+++ Entries shown +++

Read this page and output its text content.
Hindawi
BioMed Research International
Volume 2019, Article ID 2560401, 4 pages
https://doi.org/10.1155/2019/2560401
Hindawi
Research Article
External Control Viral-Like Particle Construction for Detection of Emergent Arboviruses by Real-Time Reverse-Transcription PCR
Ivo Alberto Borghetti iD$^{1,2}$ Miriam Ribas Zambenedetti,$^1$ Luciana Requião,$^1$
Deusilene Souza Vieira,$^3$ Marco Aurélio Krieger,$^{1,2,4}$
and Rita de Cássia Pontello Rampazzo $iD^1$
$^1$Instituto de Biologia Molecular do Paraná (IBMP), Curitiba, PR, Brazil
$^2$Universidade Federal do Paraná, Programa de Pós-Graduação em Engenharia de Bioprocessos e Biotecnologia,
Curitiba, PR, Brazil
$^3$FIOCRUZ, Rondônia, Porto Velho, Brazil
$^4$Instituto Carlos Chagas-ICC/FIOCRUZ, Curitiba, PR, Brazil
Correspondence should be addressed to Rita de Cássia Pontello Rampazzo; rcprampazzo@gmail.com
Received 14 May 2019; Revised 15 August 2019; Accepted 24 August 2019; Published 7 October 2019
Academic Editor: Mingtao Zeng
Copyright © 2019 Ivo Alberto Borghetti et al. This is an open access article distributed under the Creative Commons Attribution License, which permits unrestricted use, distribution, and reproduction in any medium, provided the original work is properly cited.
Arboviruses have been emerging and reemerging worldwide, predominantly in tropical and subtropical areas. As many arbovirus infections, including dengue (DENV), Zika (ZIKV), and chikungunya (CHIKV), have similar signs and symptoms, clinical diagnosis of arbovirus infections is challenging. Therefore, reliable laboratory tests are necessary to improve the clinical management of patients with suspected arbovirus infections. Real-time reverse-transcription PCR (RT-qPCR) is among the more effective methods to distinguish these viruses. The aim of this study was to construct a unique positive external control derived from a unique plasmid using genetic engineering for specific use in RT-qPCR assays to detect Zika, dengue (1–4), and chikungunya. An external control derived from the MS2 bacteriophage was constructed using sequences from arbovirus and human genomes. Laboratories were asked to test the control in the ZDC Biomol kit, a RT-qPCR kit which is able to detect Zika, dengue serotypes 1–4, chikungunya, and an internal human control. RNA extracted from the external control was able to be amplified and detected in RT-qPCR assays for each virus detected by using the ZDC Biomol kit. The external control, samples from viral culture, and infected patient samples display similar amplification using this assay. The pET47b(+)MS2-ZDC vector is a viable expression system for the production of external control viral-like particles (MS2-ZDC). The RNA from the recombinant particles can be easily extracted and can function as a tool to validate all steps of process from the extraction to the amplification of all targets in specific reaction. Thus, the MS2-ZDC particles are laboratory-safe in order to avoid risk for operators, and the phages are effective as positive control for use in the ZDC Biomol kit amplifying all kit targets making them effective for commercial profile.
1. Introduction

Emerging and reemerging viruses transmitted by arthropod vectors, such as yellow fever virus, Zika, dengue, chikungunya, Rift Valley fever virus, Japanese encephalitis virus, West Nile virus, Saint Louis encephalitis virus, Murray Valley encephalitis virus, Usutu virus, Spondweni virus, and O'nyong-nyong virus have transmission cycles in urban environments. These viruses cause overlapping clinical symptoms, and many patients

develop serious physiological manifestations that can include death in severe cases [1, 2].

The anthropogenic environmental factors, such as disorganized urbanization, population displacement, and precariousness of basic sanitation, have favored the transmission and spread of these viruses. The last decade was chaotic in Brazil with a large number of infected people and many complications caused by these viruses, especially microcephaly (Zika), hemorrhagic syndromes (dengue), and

+++

Nothing should be omitted or altered. Retype the records exactly.

[Output for this exercise]:
Read this page and output its text content.
Hindawi
BioMed Research International
Volume 2019, Article ID 2560401, 4 pages
https://doi.org/10.1155/2019/2560401
Hindawi
Research Article
External Control Viral-Like Particle Construction for Detection of Emergent Arboviruses by Real-Time Reverse-Transcription PCR
Ivo Alberto Borghetti iD$^{1,2}$ Miriam Ribas Zambenedetti,$^1$ Luciana Requião,$^1$
Deusilene Souza Vieira,$^3$ Marco Aurélio Krieger,$^{1,2,4}$
and Rita de Cássia Pontello Rampazzo $iD^1$
$^1$Instituto de Biologia Molecular do Paraná (IBMP), Curitiba, PR, Brazil
$^2$Universidade Federal do Paraná, Programa de Pós-Graduação em Engenharia de Bioprocessos e Biotecnologia,
Curitiba, PR, Brazil
$^3$FIOCRUZ, Rondônia, Porto Velho, Brazil
$^4$Instituto Carlos Chagas-ICC/FIOCRUZ, Curitiba, PR, Brazil
Correspondence should be addressed to Rita de Cássia Pontello Rampazzo; rcprampazzo@gmail.com
Received 14 May 2019; Revised 15 August 2019; Accepted 24 August 2019; Published 7 October 2019
Academic Editor: Mingtao Zeng
Copyright © 2019 Ivo Alberto Borghetti et al. This is an open access article distributed under the Creative Commons Attribution License, which permits unrestricted use, distribution, and reproduction in any medium, provided the original work is properly cited.
Arboviruses have been emerging and reemerging worldwide, predominantly in tropical and subtropical areas. As many arbovirus infections, including dengue (DENV), Zika (ZIKV), and chikungunya (CHIKV), have similar signs and symptoms, clinical diagnosis of arbovirus infections is challenging. Therefore, reliable laboratory tests are necessary to improve the clinical management of patients with suspected arbovirus infections. Real-time reverse-transcription PCR (RT-qPCR) is among the more effective methods to distinguish these viruses. The aim of this study was to construct a unique positive external control derived from a unique plasmid using genetic engineering for specific use in RT-qPCR assays to detect Zika, dengue (1–4), and chikungunya. An external control derived from the MS2 bacteriophage was constructed using sequences from arbovirus and human genomes. Laboratories were asked to test the control in the ZDC Biomol kit, a RT-qPCR kit which is able to detect Zika, dengue serotypes 1–4, chikungunya, and an internal human control. RNA extracted from the external control was able to be amplified and detected in RT-qPCR assays for each virus detected by using the ZDC Biomol kit. The external control, samples from viral culture, and infected patient samples display similar amplification using this assay. The pET47b(+)MS2-ZDC vector is a viable expression system for the production of external control viral-like particles (MS2-ZDC). The RNA from the recombinant particles can be easily extracted and can function as a tool to validate all steps of process from the extraction to the amplification of all targets in specific reaction. Thus, the MS2-ZDC particles are laboratory-safe in order to avoid risk for operators, and the phages are effective as positive control for use in the ZDC Biomol kit amplifying all kit targets making them effective for commercial profile.
1. Introduction

Emerging and reemerging viruses transmitted by arthropod vectors, such as yellow fever virus, Zika, dengue, chikungunya, Rift Valley fever virus, Japanese encephalitis virus, West Nile virus, Saint Louis encephalitis virus, Murray Valley encephalitis virus, Usutu virus, Spondweni virus, and O'nyong-nyong virus have transmission cycles in urban environments. These viruses cause overlapping clinical symptoms, and many patients

develop serious physiological manifestations that can include death in severe cases [1, 2].

The anthropogenic environmental factors, such as disorganized urbanization, population displacement, and precariousness of basic sanitation, have favored the transmission and spread of these viruses. The last decade was chaotic in Brazil with a large number of infected people and many complications caused by these viruses, especially microcephaly (Zika), hemorrhagic syndromes (dengue), and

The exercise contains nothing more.